◆ What is needed
Which lines hold the word "Siwz"? Copy each of them.

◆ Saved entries
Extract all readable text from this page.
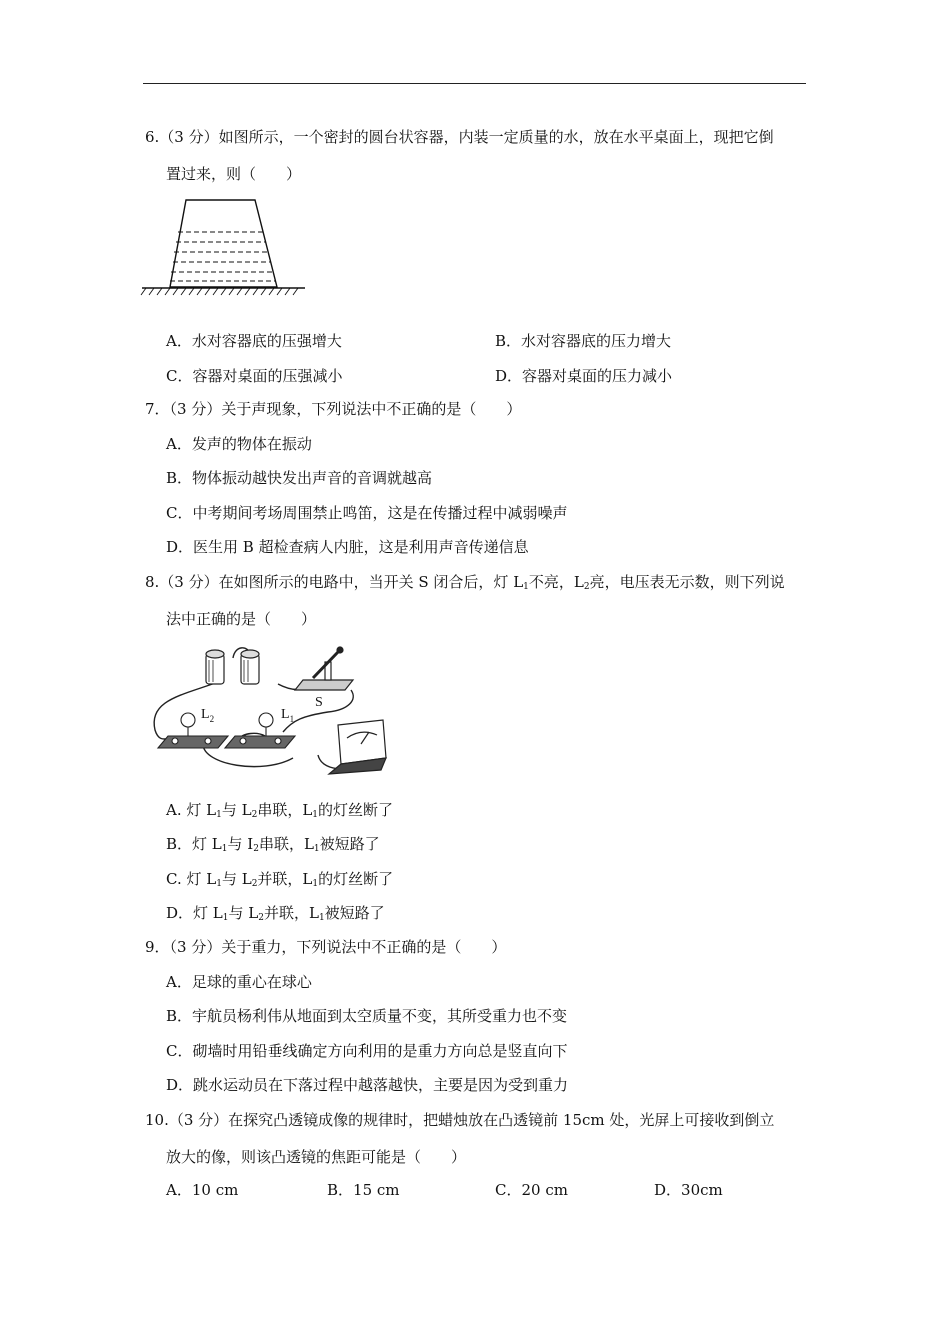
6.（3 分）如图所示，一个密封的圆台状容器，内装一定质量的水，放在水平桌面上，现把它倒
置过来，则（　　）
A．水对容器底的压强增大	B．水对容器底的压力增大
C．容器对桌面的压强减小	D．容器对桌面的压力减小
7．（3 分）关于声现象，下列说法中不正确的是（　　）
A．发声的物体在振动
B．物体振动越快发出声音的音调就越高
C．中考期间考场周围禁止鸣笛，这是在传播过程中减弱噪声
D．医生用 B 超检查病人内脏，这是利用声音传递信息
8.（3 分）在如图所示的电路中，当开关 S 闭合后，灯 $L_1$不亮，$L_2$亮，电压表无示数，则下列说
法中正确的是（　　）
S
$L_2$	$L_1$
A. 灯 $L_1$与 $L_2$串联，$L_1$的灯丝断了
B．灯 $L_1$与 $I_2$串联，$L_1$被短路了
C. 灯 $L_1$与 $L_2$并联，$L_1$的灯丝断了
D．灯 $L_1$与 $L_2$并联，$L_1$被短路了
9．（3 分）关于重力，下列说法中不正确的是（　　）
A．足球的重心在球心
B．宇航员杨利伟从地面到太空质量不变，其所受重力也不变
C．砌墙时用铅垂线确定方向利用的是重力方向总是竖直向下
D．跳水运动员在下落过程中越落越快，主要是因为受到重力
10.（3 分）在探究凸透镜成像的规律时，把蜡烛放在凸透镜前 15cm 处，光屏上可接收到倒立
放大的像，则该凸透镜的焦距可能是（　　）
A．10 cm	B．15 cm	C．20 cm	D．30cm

...

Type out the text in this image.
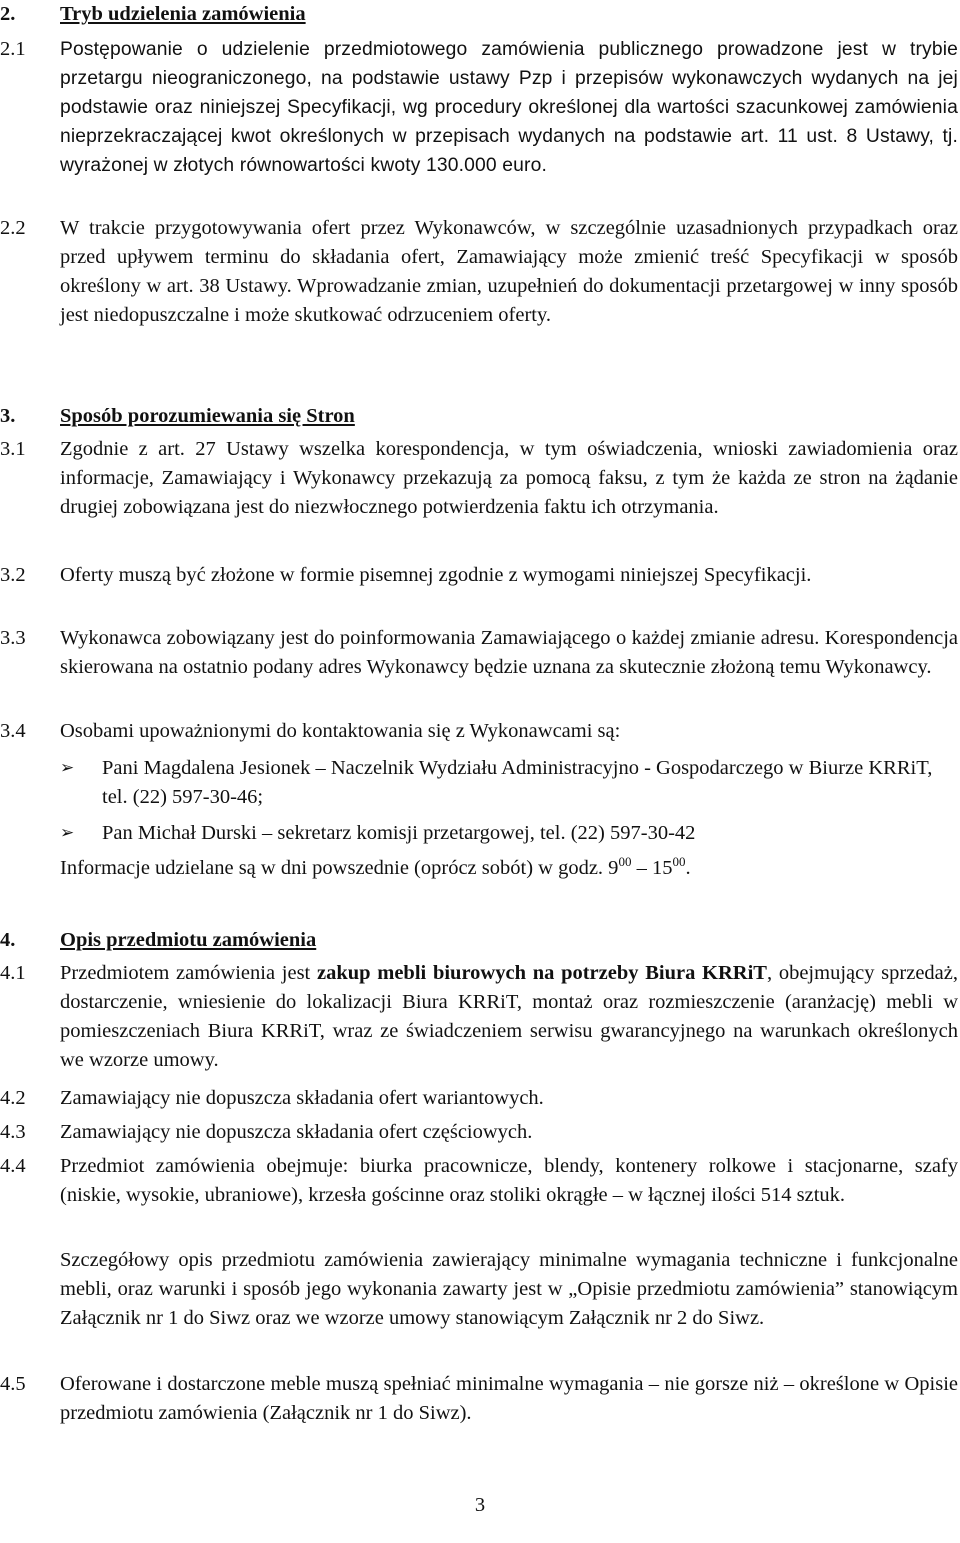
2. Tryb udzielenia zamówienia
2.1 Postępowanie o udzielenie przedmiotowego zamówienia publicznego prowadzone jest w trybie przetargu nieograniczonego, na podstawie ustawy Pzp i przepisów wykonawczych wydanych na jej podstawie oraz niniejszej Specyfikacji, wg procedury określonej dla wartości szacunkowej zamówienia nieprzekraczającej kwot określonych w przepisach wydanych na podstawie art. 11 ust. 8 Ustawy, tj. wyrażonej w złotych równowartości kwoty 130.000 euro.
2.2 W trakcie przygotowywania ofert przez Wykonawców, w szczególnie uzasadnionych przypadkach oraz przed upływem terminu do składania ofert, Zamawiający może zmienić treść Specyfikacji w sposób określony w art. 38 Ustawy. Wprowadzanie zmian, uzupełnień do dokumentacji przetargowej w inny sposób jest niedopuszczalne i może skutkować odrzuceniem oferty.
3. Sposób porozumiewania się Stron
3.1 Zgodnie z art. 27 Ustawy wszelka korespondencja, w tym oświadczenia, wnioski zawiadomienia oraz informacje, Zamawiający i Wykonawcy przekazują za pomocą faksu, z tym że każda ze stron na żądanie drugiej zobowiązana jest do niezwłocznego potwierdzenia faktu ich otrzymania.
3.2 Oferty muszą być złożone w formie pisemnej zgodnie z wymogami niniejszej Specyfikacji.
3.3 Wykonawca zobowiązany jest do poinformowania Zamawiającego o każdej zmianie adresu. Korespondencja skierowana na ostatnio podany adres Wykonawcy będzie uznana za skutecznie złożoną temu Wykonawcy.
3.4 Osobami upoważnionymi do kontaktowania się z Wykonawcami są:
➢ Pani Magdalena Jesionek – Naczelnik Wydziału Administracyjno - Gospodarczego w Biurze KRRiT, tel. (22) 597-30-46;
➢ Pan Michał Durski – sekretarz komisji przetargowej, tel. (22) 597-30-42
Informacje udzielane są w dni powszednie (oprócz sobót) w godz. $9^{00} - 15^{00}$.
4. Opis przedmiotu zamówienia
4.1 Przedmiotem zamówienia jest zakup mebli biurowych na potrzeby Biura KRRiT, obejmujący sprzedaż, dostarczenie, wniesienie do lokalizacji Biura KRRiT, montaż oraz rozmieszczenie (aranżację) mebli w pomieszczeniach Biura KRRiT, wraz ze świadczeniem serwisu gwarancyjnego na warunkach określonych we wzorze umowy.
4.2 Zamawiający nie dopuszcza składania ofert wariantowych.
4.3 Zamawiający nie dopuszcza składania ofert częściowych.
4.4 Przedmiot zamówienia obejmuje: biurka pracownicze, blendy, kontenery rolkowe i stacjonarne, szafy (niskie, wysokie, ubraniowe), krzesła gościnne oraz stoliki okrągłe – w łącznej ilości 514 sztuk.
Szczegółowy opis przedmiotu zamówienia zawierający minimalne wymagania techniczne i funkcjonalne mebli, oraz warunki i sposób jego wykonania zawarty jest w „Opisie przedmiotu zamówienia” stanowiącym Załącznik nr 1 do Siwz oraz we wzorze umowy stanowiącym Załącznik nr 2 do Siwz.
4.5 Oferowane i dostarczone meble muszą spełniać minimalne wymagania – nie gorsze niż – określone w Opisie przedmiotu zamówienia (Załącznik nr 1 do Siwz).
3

◆ Response
Szczegółowy opis przedmiotu zamówienia zawierający minimalne wymagania techniczne i funkcjonalne mebli, oraz warunki i sposób jego wykonania zawarty jest w „Opisie przedmiotu zamówienia” stanowiącym Załącznik nr 1 do Siwz oraz we wzorze umowy stanowiącym Załącznik nr 2 do Siwz.
4.5 Oferowane i dostarczone meble muszą spełniać minimalne wymagania – nie gorsze niż – określone w Opisie przedmiotu zamówienia (Załącznik nr 1 do Siwz).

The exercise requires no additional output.